[Figure record extracts]
+-------+

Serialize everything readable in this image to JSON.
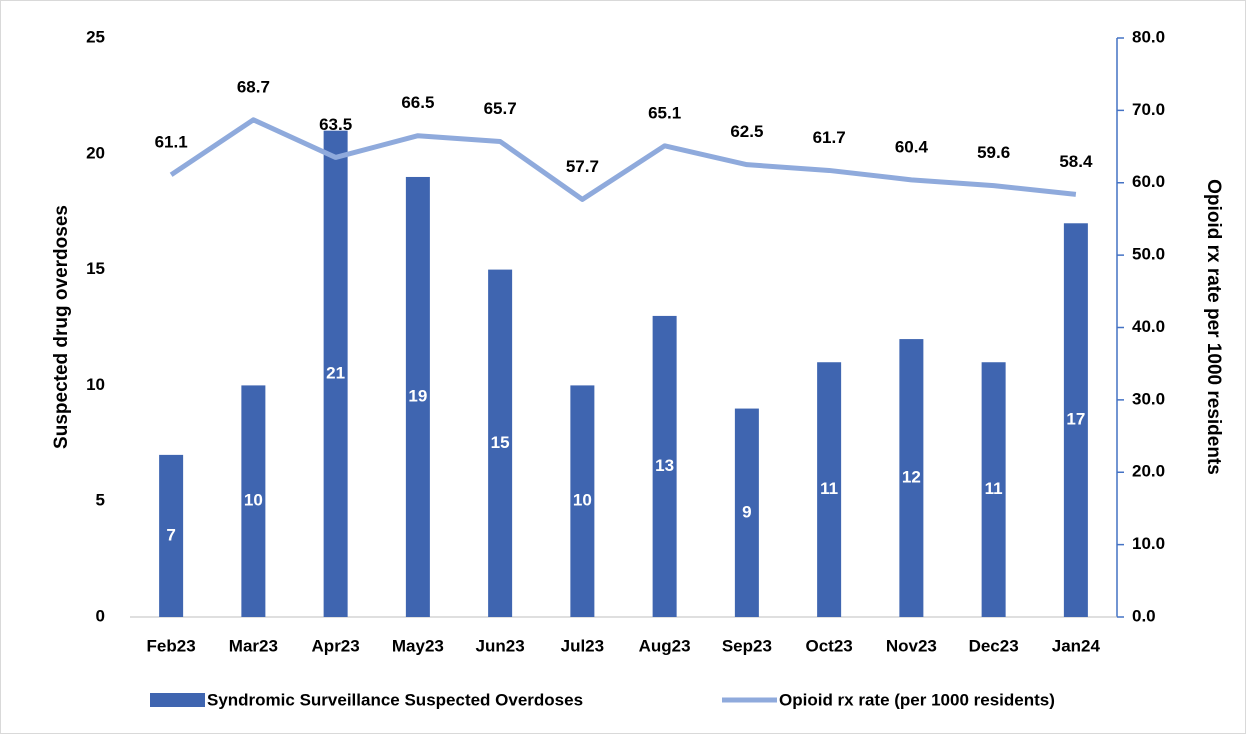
{
  "chart_data": {
    "type": "bar-line",
    "y_label": "Suspected drug overdoses",
    "y2_label": "Opioid rx rate per 1000 residents",
    "categories": [
      "Feb23",
      "Mar23",
      "Apr23",
      "May23",
      "Jun23",
      "Jul23",
      "Aug23",
      "Sep23",
      "Oct23",
      "Nov23",
      "Dec23",
      "Jan24"
    ],
    "series": [
      {
        "name": "Syndromic Surveillance Suspected Overdoses",
        "type": "bar",
        "color": "#3f65b0",
        "values": [
          7,
          10,
          21,
          19,
          15,
          10,
          13,
          9,
          11,
          12,
          11,
          17
        ]
      },
      {
        "name": "Opioid rx rate (per 1000 residents)",
        "type": "line",
        "axis": "y2",
        "color": "#8faadc",
        "values": [
          61.1,
          68.7,
          63.5,
          66.5,
          65.7,
          57.7,
          65.1,
          62.5,
          61.7,
          60.4,
          59.6,
          58.4
        ]
      }
    ],
    "ylim": [
      0,
      25
    ],
    "yticks": [
      0,
      5,
      10,
      15,
      20,
      25
    ],
    "y2lim": [
      0,
      80
    ],
    "y2ticks": [
      {
        "value": 0,
        "label": "0.0"
      },
      {
        "value": 10,
        "label": "10.0"
      },
      {
        "value": 20,
        "label": "20.0"
      },
      {
        "value": 30,
        "label": "30.0"
      },
      {
        "value": 40,
        "label": "40.0"
      },
      {
        "value": 50,
        "label": "50.0"
      },
      {
        "value": 60,
        "label": "60.0"
      },
      {
        "value": 70,
        "label": "70.0"
      },
      {
        "value": 80,
        "label": "80.0"
      }
    ],
    "axis_color": "#4472c4",
    "legend": "bottom"
  }
}
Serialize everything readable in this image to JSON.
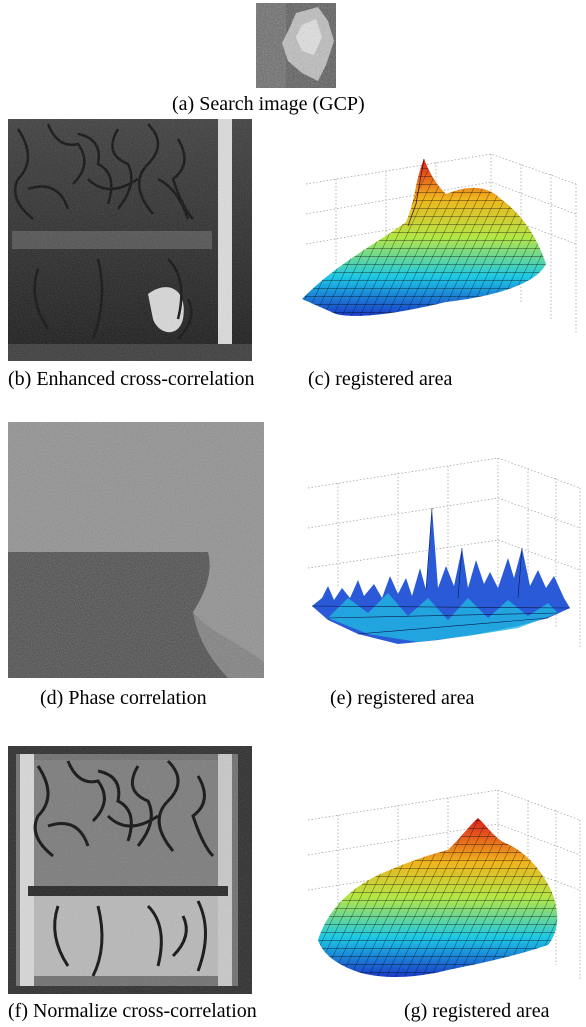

+-------+

#### [Work required]
In the records above, collect each line with "name".

#### [Exercise output]
        "name": "Syndromic Surveillance Suspected Overdoses",
        "name": "Opioid rx rate (per 1000 residents)",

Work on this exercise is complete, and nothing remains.